## Task requirements
Make an exact copy of each entry, leaving out every picture.

## Recorded data
———
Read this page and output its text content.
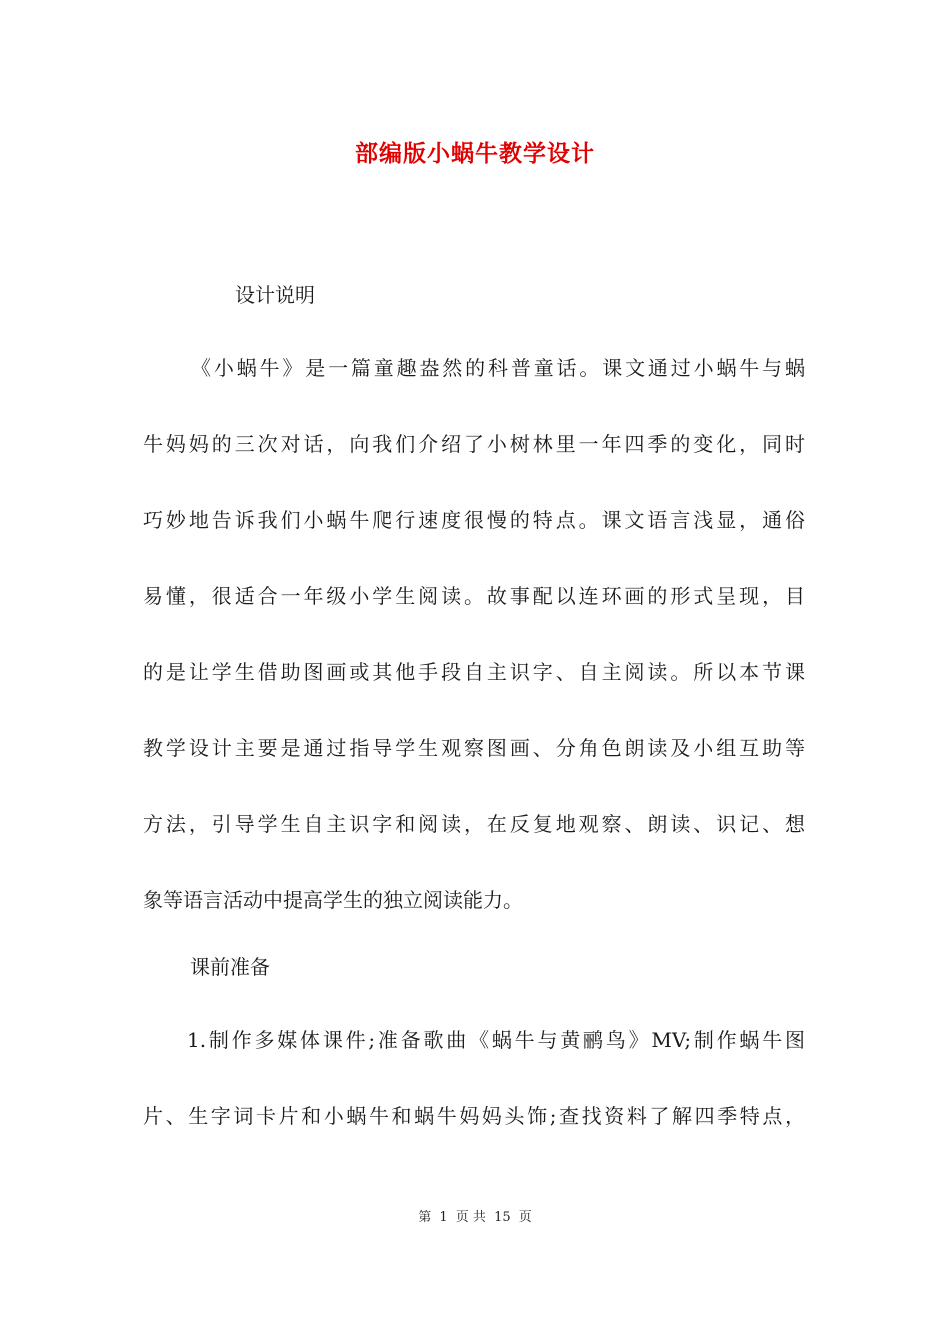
部编版小蜗牛教学设计
设计说明
《小蜗牛》是一篇童趣盎然的科普童话。课文通过小蜗牛与蜗
牛妈妈的三次对话，向我们介绍了小树林里一年四季的变化，同时
巧妙地告诉我们小蜗牛爬行速度很慢的特点。课文语言浅显，通俗
易懂，很适合一年级小学生阅读。故事配以连环画的形式呈现，目
的是让学生借助图画或其他手段自主识字、自主阅读。所以本节课
教学设计主要是通过指导学生观察图画、分角色朗读及小组互助等
方法，引导学生自主识字和阅读，在反复地观察、朗读、识记、想
象等语言活动中提高学生的独立阅读能力。
课前准备
1.制作多媒体课件;准备歌曲《蜗牛与黄鹂鸟》MV;制作蜗牛图
片、生字词卡片和小蜗牛和蜗牛妈妈头饰;查找资料了解四季特点，
第 1 页 共 15 页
———
## Expected answer
Read this page and output its text content.
部编版小蜗牛教学设计
设计说明
《小蜗牛》是一篇童趣盎然的科普童话。课文通过小蜗牛与蜗
牛妈妈的三次对话，向我们介绍了小树林里一年四季的变化，同时
巧妙地告诉我们小蜗牛爬行速度很慢的特点。课文语言浅显，通俗
易懂，很适合一年级小学生阅读。故事配以连环画的形式呈现，目
的是让学生借助图画或其他手段自主识字、自主阅读。所以本节课
教学设计主要是通过指导学生观察图画、分角色朗读及小组互助等
方法，引导学生自主识字和阅读，在反复地观察、朗读、识记、想
象等语言活动中提高学生的独立阅读能力。
课前准备
1.制作多媒体课件;准备歌曲《蜗牛与黄鹂鸟》MV;制作蜗牛图
片、生字词卡片和小蜗牛和蜗牛妈妈头饰;查找资料了解四季特点，
第 1 页 共 15 页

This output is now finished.